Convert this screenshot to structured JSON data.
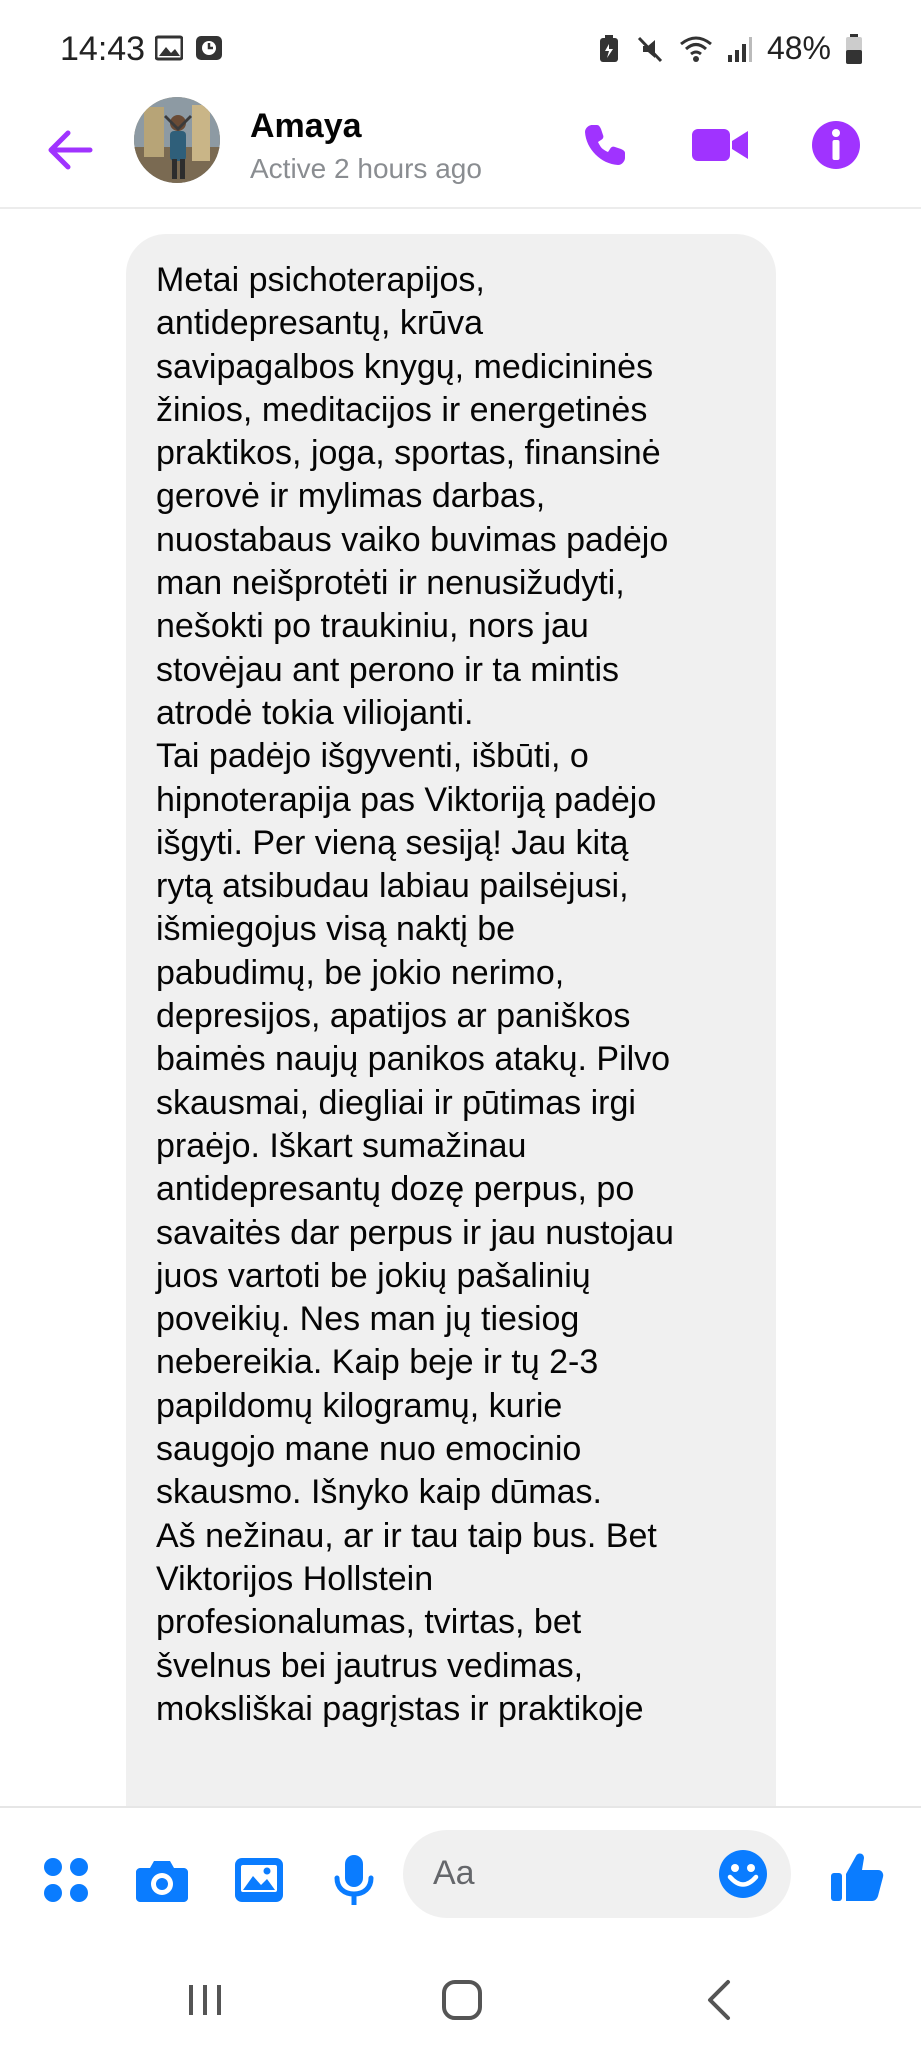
{
  "status_bar": {
    "time": "14:43",
    "battery": "48%"
  },
  "header": {
    "contact_name": "Amaya",
    "contact_status": "Active 2 hours ago"
  },
  "message": {
    "text": "Metai psichoterapijos,\nantidepresantų, krūva\nsavipagalbos knygų, medicininės\nžinios, meditacijos ir energetinės\npraktikos, joga, sportas, finansinė\ngerovė ir mylimas darbas,\nnuostabaus vaiko buvimas padėjo\nman neišprotėti ir nenusižudyti,\nnešokti po traukiniu, nors jau\nstovėjau ant perono ir ta mintis\natrodė tokia viliojanti.\nTai padėjo išgyventi, išbūti, o\nhipnoterapija pas Viktoriją padėjo\nišgyti. Per vieną sesiją! Jau kitą\nrytą atsibudau labiau pailsėjusi,\nišmiegojus visą naktį be\npabudimų, be jokio nerimo,\ndepresijos, apatijos ar paniškos\nbaimės naujų panikos atakų. Pilvo\nskausmai, diegliai ir pūtimas irgi\npraėjo. Iškart sumažinau\nantidepresantų dozę perpus, po\nsavaitės dar perpus ir jau nustojau\njuos vartoti be jokių pašalinių\npoveikių. Nes man jų tiesiog\nnebereikia. Kaip beje ir tų 2-3\npapildomų kilogramų, kurie\nsaugojo mane nuo emocinio\nskausmo. Išnyko kaip dūmas.\nAš nežinau, ar ir tau taip bus. Bet\nViktorijos Hollstein\nprofesionalumas, tvirtas, bet\nšvelnus bei jautrus vedimas,\nmoksliškai pagrįstas ir praktikoje"
  },
  "composer": {
    "placeholder": "Aa"
  },
  "icons": {
    "accent_color": "#a033ff",
    "composer_color": "#0a7cff",
    "back": "arrow-left-icon",
    "call": "phone-icon",
    "video": "video-camera-icon",
    "info": "info-icon",
    "menu": "four-dots-icon",
    "camera": "camera-icon",
    "gallery": "image-icon",
    "mic": "microphone-icon",
    "emoji": "emoji-icon",
    "like": "thumbs-up-icon"
  }
}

────────────────────────────────────────

Extract each line from the entries above that contains the string "camera".

Task answer -
    "video": "video-camera-icon",
    "camera": "camera-icon",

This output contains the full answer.